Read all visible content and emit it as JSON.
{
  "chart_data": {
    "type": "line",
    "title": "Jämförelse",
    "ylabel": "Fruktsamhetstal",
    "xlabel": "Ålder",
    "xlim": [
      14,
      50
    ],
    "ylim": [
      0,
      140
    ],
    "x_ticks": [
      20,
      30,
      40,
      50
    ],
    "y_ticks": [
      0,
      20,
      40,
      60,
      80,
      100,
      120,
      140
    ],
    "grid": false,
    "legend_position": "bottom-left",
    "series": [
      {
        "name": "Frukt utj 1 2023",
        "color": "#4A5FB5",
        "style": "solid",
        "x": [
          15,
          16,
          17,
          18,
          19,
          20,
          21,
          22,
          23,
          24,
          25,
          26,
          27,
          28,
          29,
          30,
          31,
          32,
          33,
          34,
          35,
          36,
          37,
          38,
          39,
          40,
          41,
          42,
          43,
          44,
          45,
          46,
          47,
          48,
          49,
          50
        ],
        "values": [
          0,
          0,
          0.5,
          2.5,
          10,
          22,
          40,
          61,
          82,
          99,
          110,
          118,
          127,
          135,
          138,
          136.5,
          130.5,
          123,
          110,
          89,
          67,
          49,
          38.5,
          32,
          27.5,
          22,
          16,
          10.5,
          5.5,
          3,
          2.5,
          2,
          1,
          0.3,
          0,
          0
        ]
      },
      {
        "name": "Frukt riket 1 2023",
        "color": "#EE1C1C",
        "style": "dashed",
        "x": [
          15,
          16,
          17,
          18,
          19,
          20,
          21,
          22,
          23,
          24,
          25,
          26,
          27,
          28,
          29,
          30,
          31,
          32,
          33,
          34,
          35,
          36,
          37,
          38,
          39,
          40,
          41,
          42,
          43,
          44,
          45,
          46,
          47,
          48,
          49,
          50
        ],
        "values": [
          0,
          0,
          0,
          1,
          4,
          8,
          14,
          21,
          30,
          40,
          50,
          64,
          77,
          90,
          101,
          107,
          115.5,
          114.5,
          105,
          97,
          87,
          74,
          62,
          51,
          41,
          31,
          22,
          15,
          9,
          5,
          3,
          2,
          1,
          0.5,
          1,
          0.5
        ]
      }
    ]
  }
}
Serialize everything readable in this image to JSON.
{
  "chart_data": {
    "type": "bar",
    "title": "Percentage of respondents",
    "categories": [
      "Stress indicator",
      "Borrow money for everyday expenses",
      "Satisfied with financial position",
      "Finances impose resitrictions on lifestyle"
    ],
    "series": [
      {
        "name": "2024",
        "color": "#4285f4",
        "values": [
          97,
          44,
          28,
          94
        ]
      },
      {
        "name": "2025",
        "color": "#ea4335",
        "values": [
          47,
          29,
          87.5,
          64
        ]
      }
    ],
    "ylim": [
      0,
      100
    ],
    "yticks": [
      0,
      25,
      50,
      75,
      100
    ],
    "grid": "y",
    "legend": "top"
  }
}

.....

§ REQUIRED TASK
From the first line to the last, please quote the material above exactly.

§ PROBLEM SOLUTION
Read all visible content and emit it as JSON.
{
  "chart_data": {
    "type": "line",
    "title": "Jämförelse",
    "ylabel": "Fruktsamhetstal",
    "xlabel": "Ålder",
    "xlim": [
      14,
      50
    ],
    "ylim": [
      0,
      140
    ],
    "x_ticks": [
      20,
      30,
      40,
      50
    ],
    "y_ticks": [
      0,
      20,
      40,
      60,
      80,
      100,
      120,
      140
    ],
    "grid": false,
    "legend_position": "bottom-left",
    "series": [
      {
        "name": "Frukt utj 1 2023",
        "color": "#4A5FB5",
        "style": "solid",
        "x": [
          15,
          16,
          17,
          18,
          19,
          20,
          21,
          22,
          23,
          24,
          25,
          26,
          27,
          28,
          29,
          30,
          31,
          32,
          33,
          34,
          35,
          36,
          37,
          38,
          39,
          40,
          41,
          42,
          43,
          44,
          45,
          46,
          47,
          48,
          49,
          50
        ],
        "values": [
          0,
          0,
          0.5,
          2.5,
          10,
          22,
          40,
          61,
          82,
          99,
          110,
          118,
          127,
          135,
          138,
          136.5,
          130.5,
          123,
          110,
          89,
          67,
          49,
          38.5,
          32,
          27.5,
          22,
          16,
          10.5,
          5.5,
          3,
          2.5,
          2,
          1,
          0.3,
          0,
          0
        ]
      },
      {
        "name": "Frukt riket 1 2023",
        "color": "#EE1C1C",
        "style": "dashed",
        "x": [
          15,
          16,
          17,
          18,
          19,
          20,
          21,
          22,
          23,
          24,
          25,
          26,
          27,
          28,
          29,
          30,
          31,
          32,
          33,
          34,
          35,
          36,
          37,
          38,
          39,
          40,
          41,
          42,
          43,
          44,
          45,
          46,
          47,
          48,
          49,
          50
        ],
        "values": [
          0,
          0,
          0,
          1,
          4,
          8,
          14,
          21,
          30,
          40,
          50,
          64,
          77,
          90,
          101,
          107,
          115.5,
          114.5,
          105,
          97,
          87,
          74,
          62,
          51,
          41,
          31,
          22,
          15,
          9,
          5,
          3,
          2,
          1,
          0.5,
          1,
          0.5
        ]
      }
    ]
  }
}
Serialize everything readable in this image to JSON.
{
  "chart_data": {
    "type": "bar",
    "title": "Percentage of respondents",
    "categories": [
      "Stress indicator",
      "Borrow money for everyday expenses",
      "Satisfied with financial position",
      "Finances impose resitrictions on lifestyle"
    ],
    "series": [
      {
        "name": "2024",
        "color": "#4285f4",
        "values": [
          97,
          44,
          28,
          94
        ]
      },
      {
        "name": "2025",
        "color": "#ea4335",
        "values": [
          47,
          29,
          87.5,
          64
        ]
      }
    ],
    "ylim": [
      0,
      100
    ],
    "yticks": [
      0,
      25,
      50,
      75,
      100
    ],
    "grid": "y",
    "legend": "top"
  }
}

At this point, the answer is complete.